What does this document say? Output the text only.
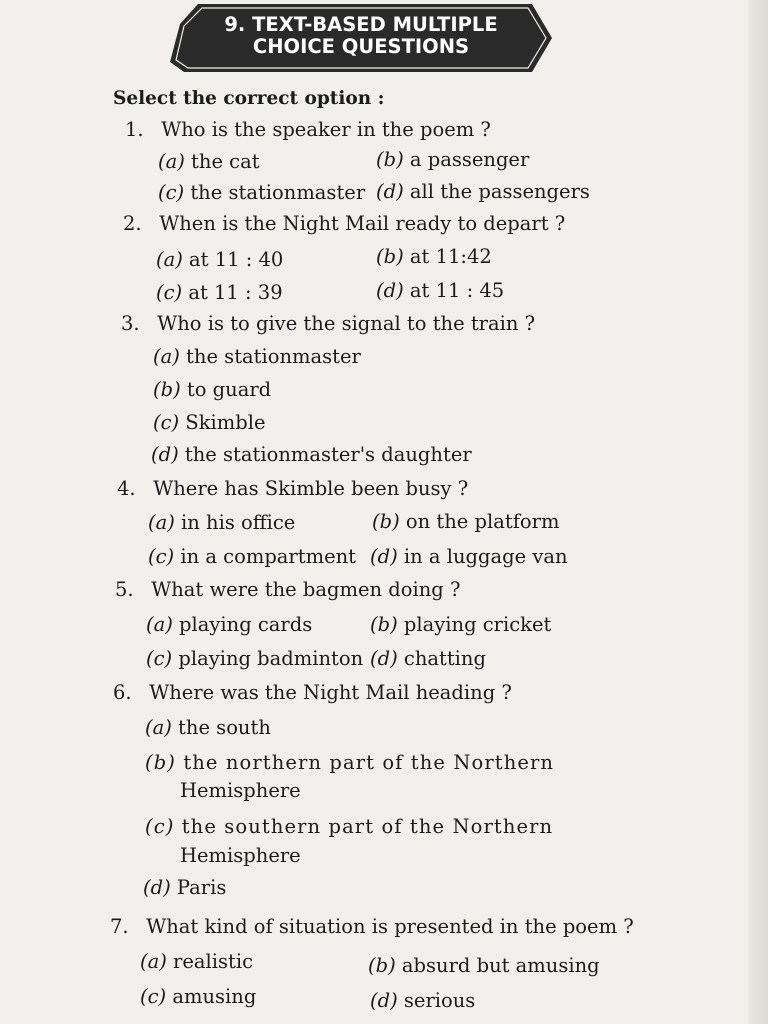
9. TEXT-BASED MULTIPLE
CHOICE QUESTIONS
Select the correct option :
1. Who is the speaker in the poem ?
(a) the cat	(b) a passenger
(c) the stationmaster (d) all the passengers
2. When is the Night Mail ready to depart ?
(a) at 11 : 40	(b) at 11:42
(c) at 11 : 39	(d) at 11 : 45
3. Who is to give the signal to the train ?
(a) the stationmaster
(b) to guard
(c) Skimble
(d) the stationmaster's daughter
4. Where has Skimble been busy ?
(a) in his office	(b) on the platform
(c) in a compartment (d) in a luggage van
5. What were the bagmen doing ?
(a) playing cards	(b) playing cricket
(c) playing badminton (d) chatting
6. Where was the Night Mail heading ?
(a) the south
(b) the northern part of the Northern
Hemisphere
(c) the southern part of the Northern
Hemisphere
(d) Paris
7. What kind of situation is presented in the poem ?
(a) realistic	(b) absurd but amusing
(c) amusing	(d) serious
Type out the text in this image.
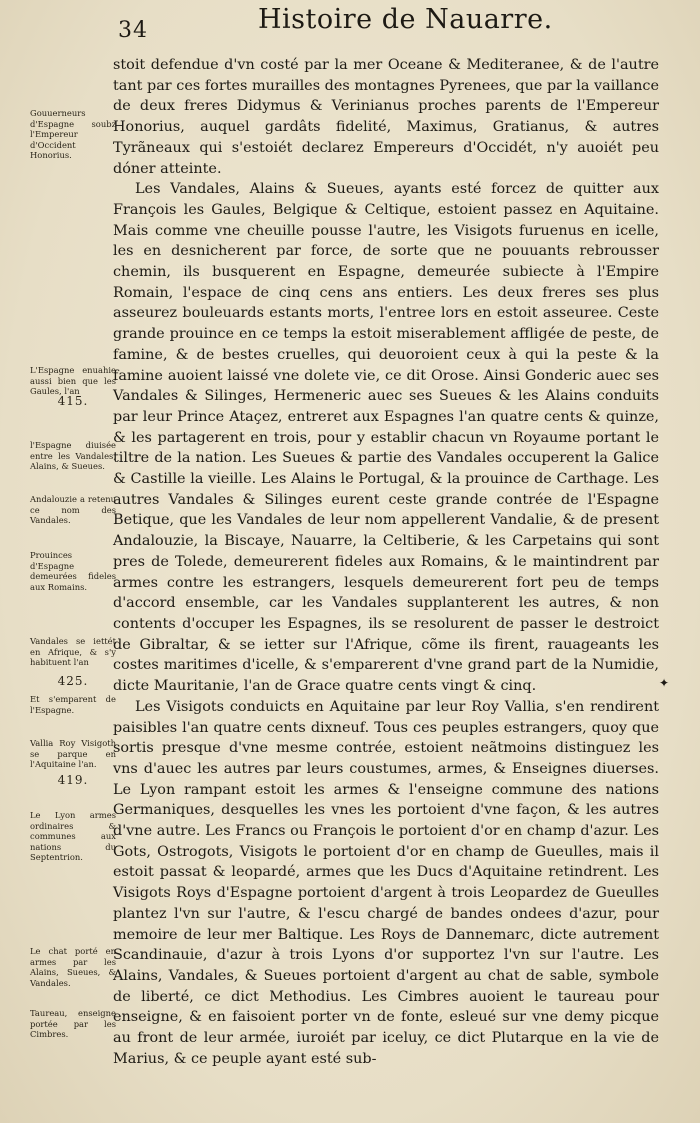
34	Histoire de Nauarre.

stoit defendue d'vn costé par la mer Oceane & Mediteranee, & de l'autre tant par ces fortes murailles des montagnes Pyrenees, que par la vaillance de deux freres Didymus & Verinianus proches parents de l'Empereur Honorius, auquel gardâts fidelité, Maximus, Gratianus, & autres Tyrãneaux qui s'estoiét declarez Empereurs d'Occidét, n'y auoiét peu dóner atteinte.

Les Vandales, Alains & Sueues, ayants esté forcez de quitter aux François les Gaules, Belgique & Celtique, estoient passez en Aquitaine. Mais comme vne cheuille pousse l'autre, les Visigots furuenus en icelle, les en desnicherent par force, de sorte que ne pouuants rebrousser chemin, ils busquerent en Espagne, demeurée subiecte à l'Empire Romain, l'espace de cinq cens ans entiers. Les deux freres ses plus asseurez bouleuards estants morts, l'entree lors en estoit asseuree. Ceste grande prouince en ce temps la estoit miserablement affligée de peste, de famine, & de bestes cruelles, qui deuoroient ceux à qui la peste & la famine auoient laissé vne dolete vie, ce dit Orose. Ainsi Gonderic auec ses Vandales & Silinges, Hermeneric auec ses Sueues & les Alains conduits par leur Prince Ataçez, entreret aux Espagnes l'an quatre cents & quinze, & les partagerent en trois, pour y establir chacun vn Royaume portant le tiltre de la nation. Les Sueues & partie des Vandales occuperent la Galice & Castille la vieille. Les Alains le Portugal, & la prouince de Carthage. Les autres Vandales & Silinges eurent ceste grande contrée de l'Espagne Betique, que les Vandales de leur nom appellerent Vandalie, & de present Andalouzie, la Biscaye, Nauarre, la Celtiberie, & les Carpetains qui sont pres de Tolede, demeurerent fideles aux Romains, & le maintindrent par armes contre les estrangers, lesquels demeurerent fort peu de temps d'accord ensemble, car les Vandales supplanterent les autres, & non contents d'occuper les Espagnes, ils se resolurent de passer le destroict de Gibraltar, & se ietter sur l'Afrique, cõme ils firent, rauageants les costes maritimes d'icelle, & s'emparerent d'vne grand part de la Numidie, dicte Mauritanie, l'an de Grace quatre cents vingt & cinq.

Les Visigots conduicts en Aquitaine par leur Roy Vallia, s'en rendirent paisibles l'an quatre cents dixneuf. Tous ces peuples estrangers, quoy que sortis presque d'vne mesme contrée, estoient neãtmoins distinguez les vns d'auec les autres par leurs coustumes, armes, & Enseignes diuerses. Le Lyon rampant estoit les armes & l'enseigne commune des nations Germaniques, desquelles les vnes les portoient d'vne façon, & les autres d'vne autre. Les Francs ou François le portoient d'or en champ d'azur. Les Gots, Ostrogots, Visigots le portoient d'or en champ de Gueulles, mais il estoit passat & leopardé, armes que les Ducs d'Aquitaine retindrent. Les Visigots Roys d'Espagne portoient d'argent à trois Leopardez de Gueulles plantez l'vn sur l'autre, & l'escu chargé de bandes ondees d'azur, pour memoire de leur mer Baltique. Les Roys de Dannemarc, dicte autrement Scandinauie, d'azur à trois Lyons d'or supportez l'vn sur l'autre. Les Alains, Vandales, & Sueues portoient d'argent au chat de sable, symbole de liberté, ce dict Methodius. Les Cimbres auoient le taureau pour enseigne, & en faisoient porter vn de fonte, esleué sur vne demy picque au front de leur armée, iuroiét par iceluy, ce dict Plutarque en la vie de Marius, & ce peuple ayant esté sub-

Gouuerneurs d'Espagne soubz l'Empereur d'Occident Honorius.
L'Espagne enuahie aussi bien que les Gaules, l'an
415.
l'Espagne diuisée entre les Vandales, Alains, & Sueues.
Andalouzie a retenu ce nom des Vandales.
Prouinces d'Espagne demeurées fideles aux Romains.
Vandales se iettét en Afrique, & s'y habituent l'an
425.
Et s'emparent de l'Espagne.
Vallia Roy Visigoth se parque en l'Aquitaine l'an.
419.
Le Lyon armes ordinaires & communes aux nations du Septentrion.
Le chat porté en armes par les Alains, Sueues, & Vandales.
Taureau, enseigne portée par les Cimbres.
✦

--- Aim ---
Pictures are excluded; copy every other part of the records exactly.

--- The output ---
What does this document say? Output the text only.
9. TEXT-BASED MULTIPLE
CHOICE QUESTIONS
Select the correct option :
1. Who is the speaker in the poem ?
(a) the cat	(b) a passenger
(c) the stationmaster (d) all the passengers
2. When is the Night Mail ready to depart ?
(a) at 11 : 40	(b) at 11:42
(c) at 11 : 39	(d) at 11 : 45
3. Who is to give the signal to the train ?
(a) the stationmaster
(b) to guard
(c) Skimble
(d) the stationmaster's daughter
4. Where has Skimble been busy ?
(a) in his office	(b) on the platform
(c) in a compartment (d) in a luggage van
5. What were the bagmen doing ?
(a) playing cards	(b) playing cricket
(c) playing badminton (d) chatting
6. Where was the Night Mail heading ?
(a) the south
(b) the northern part of the Northern
Hemisphere
(c) the southern part of the Northern
Hemisphere
(d) Paris
7. What kind of situation is presented in the poem ?
(a) realistic	(b) absurd but amusing
(c) amusing	(d) serious
Type out the text in this image.
34	Histoire de Nauarre.

stoit defendue d'vn costé par la mer Oceane & Mediteranee, & de l'autre tant par ces fortes murailles des montagnes Pyrenees, que par la vaillance de deux freres Didymus & Verinianus proches parents de l'Empereur Honorius, auquel gardâts fidelité, Maximus, Gratianus, & autres Tyrãneaux qui s'estoiét declarez Empereurs d'Occidét, n'y auoiét peu dóner atteinte.

Les Vandales, Alains & Sueues, ayants esté forcez de quitter aux François les Gaules, Belgique & Celtique, estoient passez en Aquitaine. Mais comme vne cheuille pousse l'autre, les Visigots furuenus en icelle, les en desnicherent par force, de sorte que ne pouuants rebrousser chemin, ils busquerent en Espagne, demeurée subiecte à l'Empire Romain, l'espace de cinq cens ans entiers. Les deux freres ses plus asseurez bouleuards estants morts, l'entree lors en estoit asseuree. Ceste grande prouince en ce temps la estoit miserablement affligée de peste, de famine, & de bestes cruelles, qui deuoroient ceux à qui la peste & la famine auoient laissé vne dolete vie, ce dit Orose. Ainsi Gonderic auec ses Vandales & Silinges, Hermeneric auec ses Sueues & les Alains conduits par leur Prince Ataçez, entreret aux Espagnes l'an quatre cents & quinze, & les partagerent en trois, pour y establir chacun vn Royaume portant le tiltre de la nation. Les Sueues & partie des Vandales occuperent la Galice & Castille la vieille. Les Alains le Portugal, & la prouince de Carthage. Les autres Vandales & Silinges eurent ceste grande contrée de l'Espagne Betique, que les Vandales de leur nom appellerent Vandalie, & de present Andalouzie, la Biscaye, Nauarre, la Celtiberie, & les Carpetains qui sont pres de Tolede, demeurerent fideles aux Romains, & le maintindrent par armes contre les estrangers, lesquels demeurerent fort peu de temps d'accord ensemble, car les Vandales supplanterent les autres, & non contents d'occuper les Espagnes, ils se resolurent de passer le destroict de Gibraltar, & se ietter sur l'Afrique, cõme ils firent, rauageants les costes maritimes d'icelle, & s'emparerent d'vne grand part de la Numidie, dicte Mauritanie, l'an de Grace quatre cents vingt & cinq.

Les Visigots conduicts en Aquitaine par leur Roy Vallia, s'en rendirent paisibles l'an quatre cents dixneuf. Tous ces peuples estrangers, quoy que sortis presque d'vne mesme contrée, estoient neãtmoins distinguez les vns d'auec les autres par leurs coustumes, armes, & Enseignes diuerses. Le Lyon rampant estoit les armes & l'enseigne commune des nations Germaniques, desquelles les vnes les portoient d'vne façon, & les autres d'vne autre. Les Francs ou François le portoient d'or en champ d'azur. Les Gots, Ostrogots, Visigots le portoient d'or en champ de Gueulles, mais il estoit passat & leopardé, armes que les Ducs d'Aquitaine retindrent. Les Visigots Roys d'Espagne portoient d'argent à trois Leopardez de Gueulles plantez l'vn sur l'autre, & l'escu chargé de bandes ondees d'azur, pour memoire de leur mer Baltique. Les Roys de Dannemarc, dicte autrement Scandinauie, d'azur à trois Lyons d'or supportez l'vn sur l'autre. Les Alains, Vandales, & Sueues portoient d'argent au chat de sable, symbole de liberté, ce dict Methodius. Les Cimbres auoient le taureau pour enseigne, & en faisoient porter vn de fonte, esleué sur vne demy picque au front de leur armée, iuroiét par iceluy, ce dict Plutarque en la vie de Marius, & ce peuple ayant esté sub-

Gouuerneurs d'Espagne soubz l'Empereur d'Occident Honorius.
L'Espagne enuahie aussi bien que les Gaules, l'an
415.
l'Espagne diuisée entre les Vandales, Alains, & Sueues.
Andalouzie a retenu ce nom des Vandales.
Prouinces d'Espagne demeurées fideles aux Romains.
Vandales se iettét en Afrique, & s'y habituent l'an
425.
Et s'emparent de l'Espagne.
Vallia Roy Visigoth se parque en l'Aquitaine l'an.
419.
Le Lyon armes ordinaires & communes aux nations du Septentrion.
Le chat porté en armes par les Alains, Sueues, & Vandales.
Taureau, enseigne portée par les Cimbres.
✦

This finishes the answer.